(Records from a data collection)
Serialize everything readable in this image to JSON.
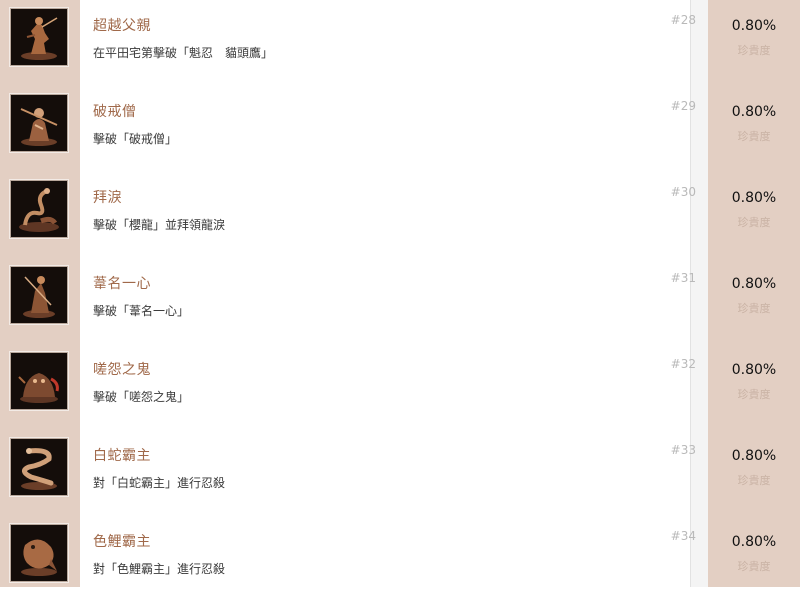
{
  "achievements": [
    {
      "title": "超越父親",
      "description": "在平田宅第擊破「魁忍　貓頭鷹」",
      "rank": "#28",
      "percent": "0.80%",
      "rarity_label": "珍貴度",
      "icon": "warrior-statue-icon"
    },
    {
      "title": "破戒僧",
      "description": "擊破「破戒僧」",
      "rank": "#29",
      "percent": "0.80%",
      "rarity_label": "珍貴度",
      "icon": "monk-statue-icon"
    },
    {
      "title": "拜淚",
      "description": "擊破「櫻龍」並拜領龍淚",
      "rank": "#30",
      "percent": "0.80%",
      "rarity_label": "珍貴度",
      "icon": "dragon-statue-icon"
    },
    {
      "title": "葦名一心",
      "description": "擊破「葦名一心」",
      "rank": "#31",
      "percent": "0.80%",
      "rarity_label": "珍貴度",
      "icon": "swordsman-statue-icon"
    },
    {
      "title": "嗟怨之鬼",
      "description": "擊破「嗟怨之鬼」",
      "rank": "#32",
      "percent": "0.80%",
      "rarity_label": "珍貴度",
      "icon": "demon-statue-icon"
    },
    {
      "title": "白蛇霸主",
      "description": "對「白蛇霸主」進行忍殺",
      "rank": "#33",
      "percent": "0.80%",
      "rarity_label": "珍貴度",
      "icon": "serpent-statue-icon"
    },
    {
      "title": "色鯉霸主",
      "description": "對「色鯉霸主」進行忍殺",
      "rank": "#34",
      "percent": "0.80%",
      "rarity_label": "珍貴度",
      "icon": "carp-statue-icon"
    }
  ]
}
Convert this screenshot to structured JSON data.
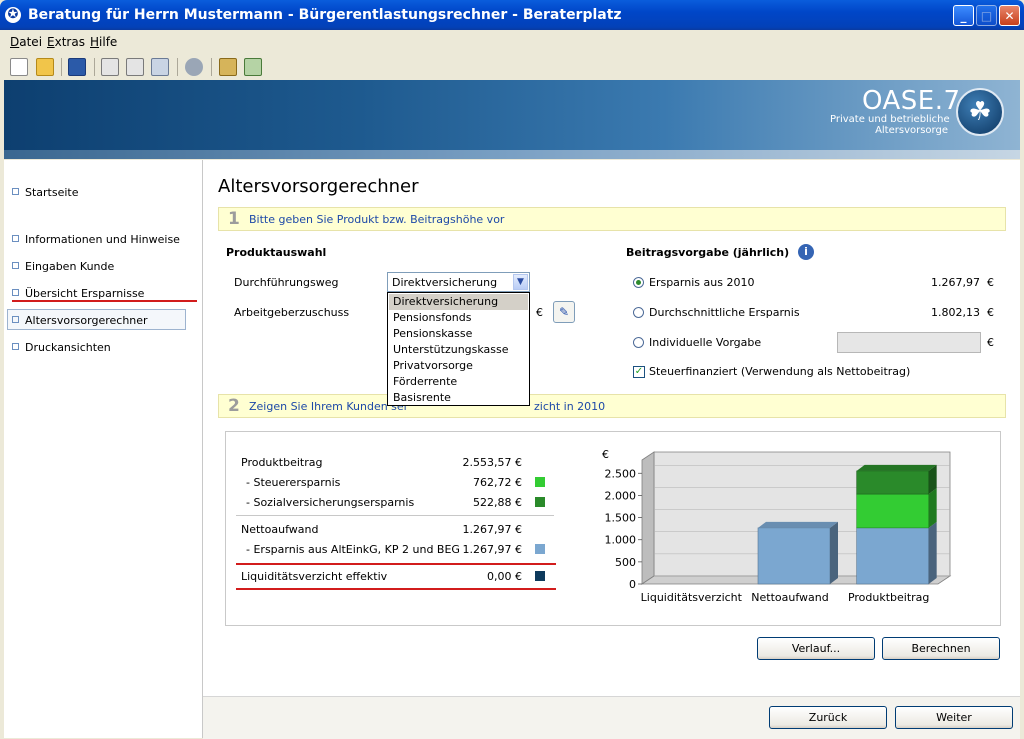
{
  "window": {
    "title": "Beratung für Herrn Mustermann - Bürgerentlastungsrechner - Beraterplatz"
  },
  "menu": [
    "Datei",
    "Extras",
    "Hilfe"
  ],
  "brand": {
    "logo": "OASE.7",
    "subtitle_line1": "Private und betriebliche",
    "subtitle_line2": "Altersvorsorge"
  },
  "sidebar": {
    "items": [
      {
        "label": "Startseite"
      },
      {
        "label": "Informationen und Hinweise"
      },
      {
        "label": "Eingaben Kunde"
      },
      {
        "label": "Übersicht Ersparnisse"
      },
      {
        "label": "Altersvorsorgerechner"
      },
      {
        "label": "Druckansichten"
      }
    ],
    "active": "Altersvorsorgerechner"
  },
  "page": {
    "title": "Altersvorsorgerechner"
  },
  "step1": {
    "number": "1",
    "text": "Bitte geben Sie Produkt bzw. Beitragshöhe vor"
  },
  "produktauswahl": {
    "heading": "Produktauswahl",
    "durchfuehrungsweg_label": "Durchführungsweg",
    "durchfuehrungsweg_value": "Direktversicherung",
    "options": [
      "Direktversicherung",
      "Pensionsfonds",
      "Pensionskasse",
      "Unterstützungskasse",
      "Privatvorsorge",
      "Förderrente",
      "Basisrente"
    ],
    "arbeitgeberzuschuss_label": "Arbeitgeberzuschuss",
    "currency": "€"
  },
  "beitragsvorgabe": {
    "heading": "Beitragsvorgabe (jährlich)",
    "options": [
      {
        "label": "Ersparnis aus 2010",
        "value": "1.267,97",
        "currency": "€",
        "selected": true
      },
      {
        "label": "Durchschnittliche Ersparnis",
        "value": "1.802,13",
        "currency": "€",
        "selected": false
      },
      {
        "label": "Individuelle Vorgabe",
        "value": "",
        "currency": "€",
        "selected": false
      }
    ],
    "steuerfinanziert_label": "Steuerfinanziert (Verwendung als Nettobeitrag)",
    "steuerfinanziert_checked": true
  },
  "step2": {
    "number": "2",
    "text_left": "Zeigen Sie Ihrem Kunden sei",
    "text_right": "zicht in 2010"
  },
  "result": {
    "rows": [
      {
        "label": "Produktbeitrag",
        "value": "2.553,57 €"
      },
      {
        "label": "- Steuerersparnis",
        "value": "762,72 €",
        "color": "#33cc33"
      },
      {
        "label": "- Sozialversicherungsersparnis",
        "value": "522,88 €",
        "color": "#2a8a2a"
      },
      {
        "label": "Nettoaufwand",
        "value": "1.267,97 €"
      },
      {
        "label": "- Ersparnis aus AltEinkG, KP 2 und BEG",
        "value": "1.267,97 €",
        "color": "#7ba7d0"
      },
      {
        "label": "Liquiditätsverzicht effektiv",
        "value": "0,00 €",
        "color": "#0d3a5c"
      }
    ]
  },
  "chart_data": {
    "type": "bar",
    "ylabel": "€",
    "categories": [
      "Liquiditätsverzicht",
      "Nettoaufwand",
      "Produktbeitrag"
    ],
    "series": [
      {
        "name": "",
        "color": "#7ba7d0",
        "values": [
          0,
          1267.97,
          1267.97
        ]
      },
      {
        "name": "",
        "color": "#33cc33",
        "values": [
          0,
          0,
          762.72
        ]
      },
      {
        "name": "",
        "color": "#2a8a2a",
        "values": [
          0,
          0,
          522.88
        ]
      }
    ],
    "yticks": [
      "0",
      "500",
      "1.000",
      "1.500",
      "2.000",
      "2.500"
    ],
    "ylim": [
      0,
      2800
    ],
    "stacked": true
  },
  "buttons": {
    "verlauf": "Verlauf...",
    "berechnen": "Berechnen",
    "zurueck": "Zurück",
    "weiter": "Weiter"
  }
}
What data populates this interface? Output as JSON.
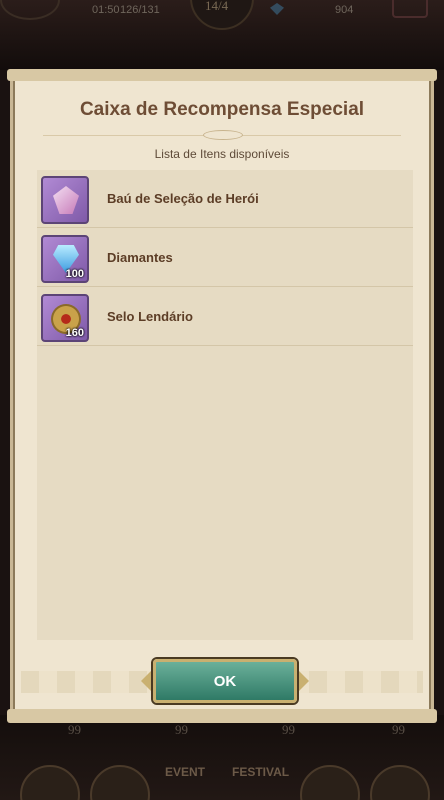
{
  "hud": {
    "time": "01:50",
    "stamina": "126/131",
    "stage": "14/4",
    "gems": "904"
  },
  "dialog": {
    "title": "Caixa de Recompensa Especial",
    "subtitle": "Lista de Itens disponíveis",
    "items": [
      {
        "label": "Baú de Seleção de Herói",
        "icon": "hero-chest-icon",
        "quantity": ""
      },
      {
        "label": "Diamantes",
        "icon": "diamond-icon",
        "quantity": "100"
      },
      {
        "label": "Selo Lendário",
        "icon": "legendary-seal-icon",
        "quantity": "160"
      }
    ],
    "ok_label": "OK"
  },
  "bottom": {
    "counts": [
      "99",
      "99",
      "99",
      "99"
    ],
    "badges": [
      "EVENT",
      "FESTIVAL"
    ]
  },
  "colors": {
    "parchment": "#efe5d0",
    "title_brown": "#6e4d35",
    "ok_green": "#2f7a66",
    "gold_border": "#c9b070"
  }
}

- [Task to carry out] An exact transcription of all the entries is required, without the pictures.

- [Final result]
Serialize everything readable in this image to JSON.
{
  "achievements": [
    {
      "title": "超越父親",
      "description": "在平田宅第擊破「魁忍　貓頭鷹」",
      "rank": "#28",
      "percent": "0.80%",
      "rarity_label": "珍貴度",
      "icon": "warrior-statue-icon"
    },
    {
      "title": "破戒僧",
      "description": "擊破「破戒僧」",
      "rank": "#29",
      "percent": "0.80%",
      "rarity_label": "珍貴度",
      "icon": "monk-statue-icon"
    },
    {
      "title": "拜淚",
      "description": "擊破「櫻龍」並拜領龍淚",
      "rank": "#30",
      "percent": "0.80%",
      "rarity_label": "珍貴度",
      "icon": "dragon-statue-icon"
    },
    {
      "title": "葦名一心",
      "description": "擊破「葦名一心」",
      "rank": "#31",
      "percent": "0.80%",
      "rarity_label": "珍貴度",
      "icon": "swordsman-statue-icon"
    },
    {
      "title": "嗟怨之鬼",
      "description": "擊破「嗟怨之鬼」",
      "rank": "#32",
      "percent": "0.80%",
      "rarity_label": "珍貴度",
      "icon": "demon-statue-icon"
    },
    {
      "title": "白蛇霸主",
      "description": "對「白蛇霸主」進行忍殺",
      "rank": "#33",
      "percent": "0.80%",
      "rarity_label": "珍貴度",
      "icon": "serpent-statue-icon"
    },
    {
      "title": "色鯉霸主",
      "description": "對「色鯉霸主」進行忍殺",
      "rank": "#34",
      "percent": "0.80%",
      "rarity_label": "珍貴度",
      "icon": "carp-statue-icon"
    }
  ]
}
Convert this screenshot to structured JSON data.
{
  "window": {
    "title": "Beratung für Herrn Mustermann - Bürgerentlastungsrechner - Beraterplatz"
  },
  "menu": [
    "Datei",
    "Extras",
    "Hilfe"
  ],
  "brand": {
    "logo": "OASE.7",
    "subtitle_line1": "Private und betriebliche",
    "subtitle_line2": "Altersvorsorge"
  },
  "sidebar": {
    "items": [
      {
        "label": "Startseite"
      },
      {
        "label": "Informationen und Hinweise"
      },
      {
        "label": "Eingaben Kunde"
      },
      {
        "label": "Übersicht Ersparnisse"
      },
      {
        "label": "Altersvorsorgerechner"
      },
      {
        "label": "Druckansichten"
      }
    ],
    "active": "Altersvorsorgerechner"
  },
  "page": {
    "title": "Altersvorsorgerechner"
  },
  "step1": {
    "number": "1",
    "text": "Bitte geben Sie Produkt bzw. Beitragshöhe vor"
  },
  "produktauswahl": {
    "heading": "Produktauswahl",
    "durchfuehrungsweg_label": "Durchführungsweg",
    "durchfuehrungsweg_value": "Direktversicherung",
    "options": [
      "Direktversicherung",
      "Pensionsfonds",
      "Pensionskasse",
      "Unterstützungskasse",
      "Privatvorsorge",
      "Förderrente",
      "Basisrente"
    ],
    "arbeitgeberzuschuss_label": "Arbeitgeberzuschuss",
    "currency": "€"
  },
  "beitragsvorgabe": {
    "heading": "Beitragsvorgabe (jährlich)",
    "options": [
      {
        "label": "Ersparnis aus 2010",
        "value": "1.267,97",
        "currency": "€",
        "selected": true
      },
      {
        "label": "Durchschnittliche Ersparnis",
        "value": "1.802,13",
        "currency": "€",
        "selected": false
      },
      {
        "label": "Individuelle Vorgabe",
        "value": "",
        "currency": "€",
        "selected": false
      }
    ],
    "steuerfinanziert_label": "Steuerfinanziert (Verwendung als Nettobeitrag)",
    "steuerfinanziert_checked": true
  },
  "step2": {
    "number": "2",
    "text_left": "Zeigen Sie Ihrem Kunden sei",
    "text_right": "zicht in 2010"
  },
  "result": {
    "rows": [
      {
        "label": "Produktbeitrag",
        "value": "2.553,57 €"
      },
      {
        "label": "- Steuerersparnis",
        "value": "762,72 €",
        "color": "#33cc33"
      },
      {
        "label": "- Sozialversicherungsersparnis",
        "value": "522,88 €",
        "color": "#2a8a2a"
      },
      {
        "label": "Nettoaufwand",
        "value": "1.267,97 €"
      },
      {
        "label": "- Ersparnis aus AltEinkG, KP 2 und BEG",
        "value": "1.267,97 €",
        "color": "#7ba7d0"
      },
      {
        "label": "Liquiditätsverzicht effektiv",
        "value": "0,00 €",
        "color": "#0d3a5c"
      }
    ]
  },
  "chart_data": {
    "type": "bar",
    "ylabel": "€",
    "categories": [
      "Liquiditätsverzicht",
      "Nettoaufwand",
      "Produktbeitrag"
    ],
    "series": [
      {
        "name": "",
        "color": "#7ba7d0",
        "values": [
          0,
          1267.97,
          1267.97
        ]
      },
      {
        "name": "",
        "color": "#33cc33",
        "values": [
          0,
          0,
          762.72
        ]
      },
      {
        "name": "",
        "color": "#2a8a2a",
        "values": [
          0,
          0,
          522.88
        ]
      }
    ],
    "yticks": [
      "0",
      "500",
      "1.000",
      "1.500",
      "2.000",
      "2.500"
    ],
    "ylim": [
      0,
      2800
    ],
    "stacked": true
  },
  "buttons": {
    "verlauf": "Verlauf...",
    "berechnen": "Berechnen",
    "zurueck": "Zurück",
    "weiter": "Weiter"
  }
}
What data populates this interface? Output as JSON.
{
  "hud": {
    "time": "01:50",
    "stamina": "126/131",
    "stage": "14/4",
    "gems": "904"
  },
  "dialog": {
    "title": "Caixa de Recompensa Especial",
    "subtitle": "Lista de Itens disponíveis",
    "items": [
      {
        "label": "Baú de Seleção de Herói",
        "icon": "hero-chest-icon",
        "quantity": ""
      },
      {
        "label": "Diamantes",
        "icon": "diamond-icon",
        "quantity": "100"
      },
      {
        "label": "Selo Lendário",
        "icon": "legendary-seal-icon",
        "quantity": "160"
      }
    ],
    "ok_label": "OK"
  },
  "bottom": {
    "counts": [
      "99",
      "99",
      "99",
      "99"
    ],
    "badges": [
      "EVENT",
      "FESTIVAL"
    ]
  },
  "colors": {
    "parchment": "#efe5d0",
    "title_brown": "#6e4d35",
    "ok_green": "#2f7a66",
    "gold_border": "#c9b070"
  }
}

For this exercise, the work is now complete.